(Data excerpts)
···

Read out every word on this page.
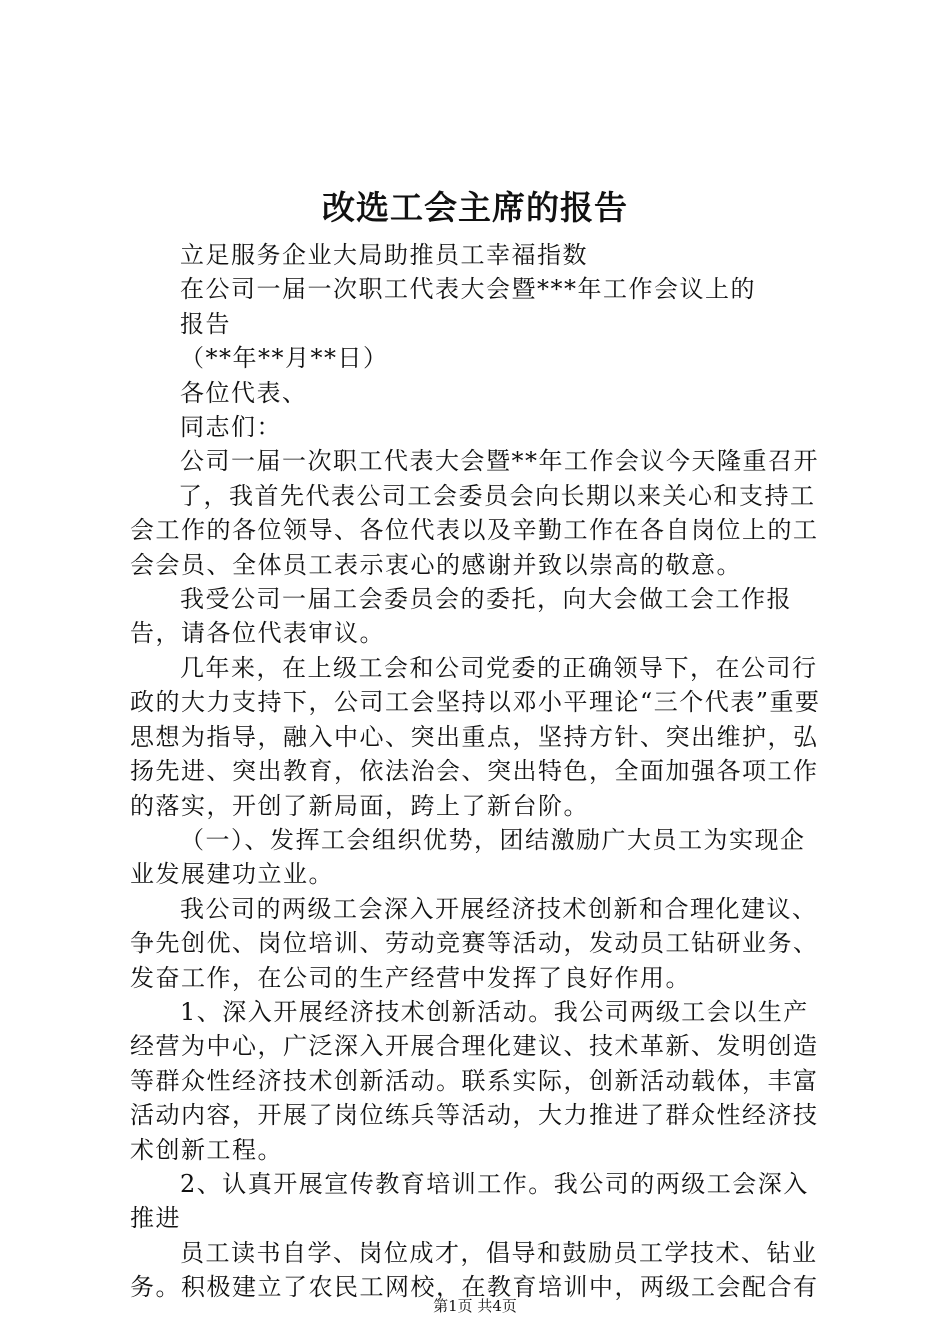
改选工会主席的报告

立足服务企业大局助推员工幸福指数

在公司一届一次职工代表大会暨***年工作会议上的

报告

（**年**月**日）

各位代表、

同志们：

公司一届一次职工代表大会暨**年工作会议今天隆重召开

了，我首先代表公司工会委员会向长期以来关心和支持工会工作的各位领导、各位代表以及辛勤工作在各自岗位上的工会会员、全体员工表示衷心的感谢并致以崇高的敬意。

我受公司一届工会委员会的委托，向大会做工会工作报告，请各位代表审议。

几年来，在上级工会和公司党委的正确领导下，在公司行政的大力支持下，公司工会坚持以邓小平理论“三个代表”重要思想为指导，融入中心、突出重点，坚持方针、突出维护，弘扬先进、突出教育，依法治会、突出特色，全面加强各项工作的落实，开创了新局面，跨上了新台阶。

（一）、发挥工会组织优势，团结激励广大员工为实现企业发展建功立业。

我公司的两级工会深入开展经济技术创新和合理化建议、争先创优、岗位培训、劳动竞赛等活动，发动员工钻研业务、发奋工作，在公司的生产经营中发挥了良好作用。

1、深入开展经济技术创新活动。我公司两级工会以生产经营为中心，广泛深入开展合理化建议、技术革新、发明创造等群众性经济技术创新活动。联系实际，创新活动载体，丰富活动内容，开展了岗位练兵等活动，大力推进了群众性经济技术创新工程。

2、认真开展宣传教育培训工作。我公司的两级工会深入推进

员工读书自学、岗位成才，倡导和鼓励员工学技术、钻业务。积极建立了农民工网校，在教育培训中，两级工会配合有

第1页 共4页
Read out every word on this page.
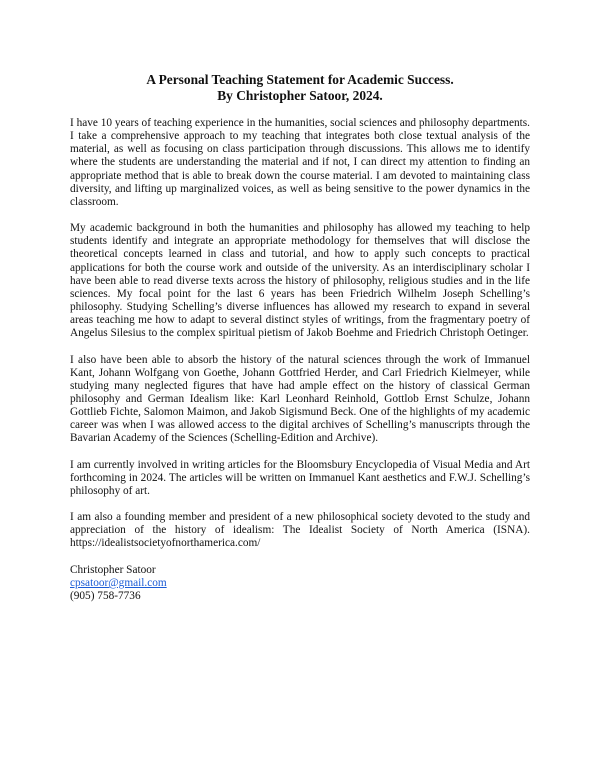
A Personal Teaching Statement for Academic Success.
By Christopher Satoor, 2024.

I have 10 years of teaching experience in the humanities, social sciences and philosophy departments. I take a comprehensive approach to my teaching that integrates both close textual analysis of the material, as well as focusing on class participation through discussions. This allows me to identify where the students are understanding the material and if not, I can direct my attention to finding an appropriate method that is able to break down the course material. I am devoted to maintaining class diversity, and lifting up marginalized voices, as well as being sensitive to the power dynamics in the classroom.

My academic background in both the humanities and philosophy has allowed my teaching to help students identify and integrate an appropriate methodology for themselves that will disclose the theoretical concepts learned in class and tutorial, and how to apply such concepts to practical applications for both the course work and outside of the university. As an interdisciplinary scholar I have been able to read diverse texts across the history of philosophy, religious studies and in the life sciences. My focal point for the last 6 years has been Friedrich Wilhelm Joseph Schelling’s philosophy. Studying Schelling’s diverse influences has allowed my research to expand in several areas teaching me how to adapt to several distinct styles of writings, from the fragmentary poetry of Angelus Silesius to the complex spiritual pietism of Jakob Boehme and Friedrich Christoph Oetinger.

I also have been able to absorb the history of the natural sciences through the work of Immanuel Kant, Johann Wolfgang von Goethe, Johann Gottfried Herder, and Carl Friedrich Kielmeyer, while studying many neglected figures that have had ample effect on the history of classical German philosophy and German Idealism like: Karl Leonhard Reinhold, Gottlob Ernst Schulze, Johann Gottlieb Fichte, Salomon Maimon, and Jakob Sigismund Beck. One of the highlights of my academic career was when I was allowed access to the digital archives of Schelling’s manuscripts through the Bavarian Academy of the Sciences (Schelling-Edition and Archive).

I am currently involved in writing articles for the Bloomsbury Encyclopedia of Visual Media and Art forthcoming in 2024. The articles will be written on Immanuel Kant aesthetics and F.W.J. Schelling’s philosophy of art.

I am also a founding member and president of a new philosophical society devoted to the study and appreciation of the history of idealism: The Idealist Society of North America (ISNA). https://idealistsocietyofnorthamerica.com/

Christopher Satoor
cpsatoor@gmail.com
(905) 758-7736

···

> **What this task involves**: All the lines above are to be reproduced exactly, except the pictures.

> **Solution**:
Read out every word on this page.
改选工会主席的报告

立足服务企业大局助推员工幸福指数

在公司一届一次职工代表大会暨***年工作会议上的

报告

（**年**月**日）

各位代表、

同志们：

公司一届一次职工代表大会暨**年工作会议今天隆重召开

了，我首先代表公司工会委员会向长期以来关心和支持工会工作的各位领导、各位代表以及辛勤工作在各自岗位上的工会会员、全体员工表示衷心的感谢并致以崇高的敬意。

我受公司一届工会委员会的委托，向大会做工会工作报告，请各位代表审议。

几年来，在上级工会和公司党委的正确领导下，在公司行政的大力支持下，公司工会坚持以邓小平理论“三个代表”重要思想为指导，融入中心、突出重点，坚持方针、突出维护，弘扬先进、突出教育，依法治会、突出特色，全面加强各项工作的落实，开创了新局面，跨上了新台阶。

（一）、发挥工会组织优势，团结激励广大员工为实现企业发展建功立业。

我公司的两级工会深入开展经济技术创新和合理化建议、争先创优、岗位培训、劳动竞赛等活动，发动员工钻研业务、发奋工作，在公司的生产经营中发挥了良好作用。

1、深入开展经济技术创新活动。我公司两级工会以生产经营为中心，广泛深入开展合理化建议、技术革新、发明创造等群众性经济技术创新活动。联系实际，创新活动载体，丰富活动内容，开展了岗位练兵等活动，大力推进了群众性经济技术创新工程。

2、认真开展宣传教育培训工作。我公司的两级工会深入推进

员工读书自学、岗位成才，倡导和鼓励员工学技术、钻业务。积极建立了农民工网校，在教育培训中，两级工会配合有

第1页 共4页
Read out every word on this page.
A Personal Teaching Statement for Academic Success.
By Christopher Satoor, 2024.

I have 10 years of teaching experience in the humanities, social sciences and philosophy departments. I take a comprehensive approach to my teaching that integrates both close textual analysis of the material, as well as focusing on class participation through discussions. This allows me to identify where the students are understanding the material and if not, I can direct my attention to finding an appropriate method that is able to break down the course material. I am devoted to maintaining class diversity, and lifting up marginalized voices, as well as being sensitive to the power dynamics in the classroom.

My academic background in both the humanities and philosophy has allowed my teaching to help students identify and integrate an appropriate methodology for themselves that will disclose the theoretical concepts learned in class and tutorial, and how to apply such concepts to practical applications for both the course work and outside of the university. As an interdisciplinary scholar I have been able to read diverse texts across the history of philosophy, religious studies and in the life sciences. My focal point for the last 6 years has been Friedrich Wilhelm Joseph Schelling’s philosophy. Studying Schelling’s diverse influences has allowed my research to expand in several areas teaching me how to adapt to several distinct styles of writings, from the fragmentary poetry of Angelus Silesius to the complex spiritual pietism of Jakob Boehme and Friedrich Christoph Oetinger.

I also have been able to absorb the history of the natural sciences through the work of Immanuel Kant, Johann Wolfgang von Goethe, Johann Gottfried Herder, and Carl Friedrich Kielmeyer, while studying many neglected figures that have had ample effect on the history of classical German philosophy and German Idealism like: Karl Leonhard Reinhold, Gottlob Ernst Schulze, Johann Gottlieb Fichte, Salomon Maimon, and Jakob Sigismund Beck. One of the highlights of my academic career was when I was allowed access to the digital archives of Schelling’s manuscripts through the Bavarian Academy of the Sciences (Schelling-Edition and Archive).

I am currently involved in writing articles for the Bloomsbury Encyclopedia of Visual Media and Art forthcoming in 2024. The articles will be written on Immanuel Kant aesthetics and F.W.J. Schelling’s philosophy of art.

I am also a founding member and president of a new philosophical society devoted to the study and appreciation of the history of idealism: The Idealist Society of North America (ISNA). https://idealistsocietyofnorthamerica.com/

Christopher Satoor
cpsatoor@gmail.com
(905) 758-7736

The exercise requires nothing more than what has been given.